_Your task_:
Take the material and output all of it exactly.

[START OF Input records]

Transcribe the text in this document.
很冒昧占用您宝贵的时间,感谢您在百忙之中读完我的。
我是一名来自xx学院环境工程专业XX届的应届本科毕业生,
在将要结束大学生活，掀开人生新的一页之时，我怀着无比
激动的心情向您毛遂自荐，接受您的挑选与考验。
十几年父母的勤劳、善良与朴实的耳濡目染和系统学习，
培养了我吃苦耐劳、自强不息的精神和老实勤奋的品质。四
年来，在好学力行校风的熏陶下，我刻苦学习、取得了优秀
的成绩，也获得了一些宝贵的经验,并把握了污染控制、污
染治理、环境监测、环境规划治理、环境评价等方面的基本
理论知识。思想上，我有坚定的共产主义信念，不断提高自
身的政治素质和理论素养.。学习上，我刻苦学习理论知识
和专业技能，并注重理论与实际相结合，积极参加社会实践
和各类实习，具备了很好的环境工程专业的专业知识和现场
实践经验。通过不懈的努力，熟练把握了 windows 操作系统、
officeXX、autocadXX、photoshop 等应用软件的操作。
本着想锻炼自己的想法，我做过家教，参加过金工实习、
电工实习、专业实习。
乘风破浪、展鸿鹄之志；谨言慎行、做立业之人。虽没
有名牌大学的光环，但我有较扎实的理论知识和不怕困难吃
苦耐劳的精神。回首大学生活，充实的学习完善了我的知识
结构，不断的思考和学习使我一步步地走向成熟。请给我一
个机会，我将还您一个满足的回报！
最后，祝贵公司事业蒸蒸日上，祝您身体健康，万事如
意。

[END OF Input records]

_Solution for this exercise_:
Transcribe the text in this document.
很冒昧占用您宝贵的时间,感谢您在百忙之中读完我的。
我是一名来自xx学院环境工程专业XX届的应届本科毕业生,
在将要结束大学生活，掀开人生新的一页之时，我怀着无比
激动的心情向您毛遂自荐，接受您的挑选与考验。
十几年父母的勤劳、善良与朴实的耳濡目染和系统学习，
培养了我吃苦耐劳、自强不息的精神和老实勤奋的品质。四
年来，在好学力行校风的熏陶下，我刻苦学习、取得了优秀
的成绩，也获得了一些宝贵的经验,并把握了污染控制、污
染治理、环境监测、环境规划治理、环境评价等方面的基本
理论知识。思想上，我有坚定的共产主义信念，不断提高自
身的政治素质和理论素养.。学习上，我刻苦学习理论知识
和专业技能，并注重理论与实际相结合，积极参加社会实践
和各类实习，具备了很好的环境工程专业的专业知识和现场
实践经验。通过不懈的努力，熟练把握了 windows 操作系统、
officeXX、autocadXX、photoshop 等应用软件的操作。
本着想锻炼自己的想法，我做过家教，参加过金工实习、
电工实习、专业实习。
乘风破浪、展鸿鹄之志；谨言慎行、做立业之人。虽没
有名牌大学的光环，但我有较扎实的理论知识和不怕困难吃
苦耐劳的精神。回首大学生活，充实的学习完善了我的知识
结构，不断的思考和学习使我一步步地走向成熟。请给我一
个机会，我将还您一个满足的回报！
最后，祝贵公司事业蒸蒸日上，祝您身体健康，万事如
意。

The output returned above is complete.